▶ [Job]: From the entries below, copy every line holding the word "Count".

▶ [Records for processing]:
• • •
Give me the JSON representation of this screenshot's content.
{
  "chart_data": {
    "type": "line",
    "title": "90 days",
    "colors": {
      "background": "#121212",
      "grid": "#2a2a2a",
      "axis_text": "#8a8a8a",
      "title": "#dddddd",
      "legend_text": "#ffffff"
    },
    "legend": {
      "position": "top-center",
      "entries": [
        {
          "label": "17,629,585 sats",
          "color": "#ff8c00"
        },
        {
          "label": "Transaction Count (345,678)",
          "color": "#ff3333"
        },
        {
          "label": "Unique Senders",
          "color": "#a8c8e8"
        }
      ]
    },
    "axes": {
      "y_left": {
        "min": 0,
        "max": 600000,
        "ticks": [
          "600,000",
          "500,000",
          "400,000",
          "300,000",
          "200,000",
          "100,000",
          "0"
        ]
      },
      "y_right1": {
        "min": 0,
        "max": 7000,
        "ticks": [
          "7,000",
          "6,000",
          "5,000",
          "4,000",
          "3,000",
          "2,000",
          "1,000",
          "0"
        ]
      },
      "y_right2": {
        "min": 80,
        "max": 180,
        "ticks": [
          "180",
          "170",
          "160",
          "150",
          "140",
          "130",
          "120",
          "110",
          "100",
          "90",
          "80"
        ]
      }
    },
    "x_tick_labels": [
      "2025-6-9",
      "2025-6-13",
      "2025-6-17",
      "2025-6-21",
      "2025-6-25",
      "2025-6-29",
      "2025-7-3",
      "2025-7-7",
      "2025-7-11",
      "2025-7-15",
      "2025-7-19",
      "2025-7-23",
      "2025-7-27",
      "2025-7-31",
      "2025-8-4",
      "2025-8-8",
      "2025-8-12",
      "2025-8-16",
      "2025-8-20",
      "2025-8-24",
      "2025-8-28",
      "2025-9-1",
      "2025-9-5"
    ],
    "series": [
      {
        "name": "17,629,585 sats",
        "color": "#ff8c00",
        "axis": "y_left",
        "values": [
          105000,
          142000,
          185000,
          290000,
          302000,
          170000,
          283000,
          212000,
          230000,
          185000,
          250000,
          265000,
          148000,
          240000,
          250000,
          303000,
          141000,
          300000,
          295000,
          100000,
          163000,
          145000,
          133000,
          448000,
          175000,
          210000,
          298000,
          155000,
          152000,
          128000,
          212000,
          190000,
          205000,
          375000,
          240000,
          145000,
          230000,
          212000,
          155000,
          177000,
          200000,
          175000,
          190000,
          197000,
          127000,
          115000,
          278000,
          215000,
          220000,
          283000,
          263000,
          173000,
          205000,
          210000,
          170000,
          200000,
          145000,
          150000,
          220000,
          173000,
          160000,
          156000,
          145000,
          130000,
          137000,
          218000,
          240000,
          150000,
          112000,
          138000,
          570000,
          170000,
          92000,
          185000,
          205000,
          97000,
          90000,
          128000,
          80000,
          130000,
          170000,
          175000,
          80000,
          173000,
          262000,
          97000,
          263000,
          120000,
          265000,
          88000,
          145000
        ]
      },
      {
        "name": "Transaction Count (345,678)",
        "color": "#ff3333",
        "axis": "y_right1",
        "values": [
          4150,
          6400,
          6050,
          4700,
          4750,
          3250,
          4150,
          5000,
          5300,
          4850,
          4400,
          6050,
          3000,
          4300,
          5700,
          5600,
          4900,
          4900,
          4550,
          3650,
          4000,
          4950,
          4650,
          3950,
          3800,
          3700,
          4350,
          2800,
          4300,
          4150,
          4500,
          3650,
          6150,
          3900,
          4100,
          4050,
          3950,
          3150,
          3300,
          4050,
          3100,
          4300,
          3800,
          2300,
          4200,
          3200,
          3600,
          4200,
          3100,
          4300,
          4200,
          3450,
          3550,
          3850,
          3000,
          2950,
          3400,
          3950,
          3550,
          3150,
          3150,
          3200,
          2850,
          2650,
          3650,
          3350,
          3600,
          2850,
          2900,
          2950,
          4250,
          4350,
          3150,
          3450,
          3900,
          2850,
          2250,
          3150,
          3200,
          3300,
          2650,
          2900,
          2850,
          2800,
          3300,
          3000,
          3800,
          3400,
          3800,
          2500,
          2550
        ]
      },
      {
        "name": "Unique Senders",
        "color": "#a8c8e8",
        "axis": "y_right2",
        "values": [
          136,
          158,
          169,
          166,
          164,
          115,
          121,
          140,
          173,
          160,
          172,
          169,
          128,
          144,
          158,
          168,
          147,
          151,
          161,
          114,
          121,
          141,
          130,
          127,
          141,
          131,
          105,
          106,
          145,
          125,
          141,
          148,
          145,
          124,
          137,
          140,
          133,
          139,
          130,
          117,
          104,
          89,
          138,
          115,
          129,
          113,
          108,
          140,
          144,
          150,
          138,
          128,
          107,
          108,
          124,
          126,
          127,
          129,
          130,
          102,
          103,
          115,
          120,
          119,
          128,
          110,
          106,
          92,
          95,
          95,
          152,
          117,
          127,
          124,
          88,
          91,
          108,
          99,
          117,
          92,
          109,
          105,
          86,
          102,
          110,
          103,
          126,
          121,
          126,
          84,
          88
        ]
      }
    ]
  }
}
• • •
▶ [Expected output]:
          "label": "Transaction Count (345,678)",
        "name": "Transaction Count (345,678)",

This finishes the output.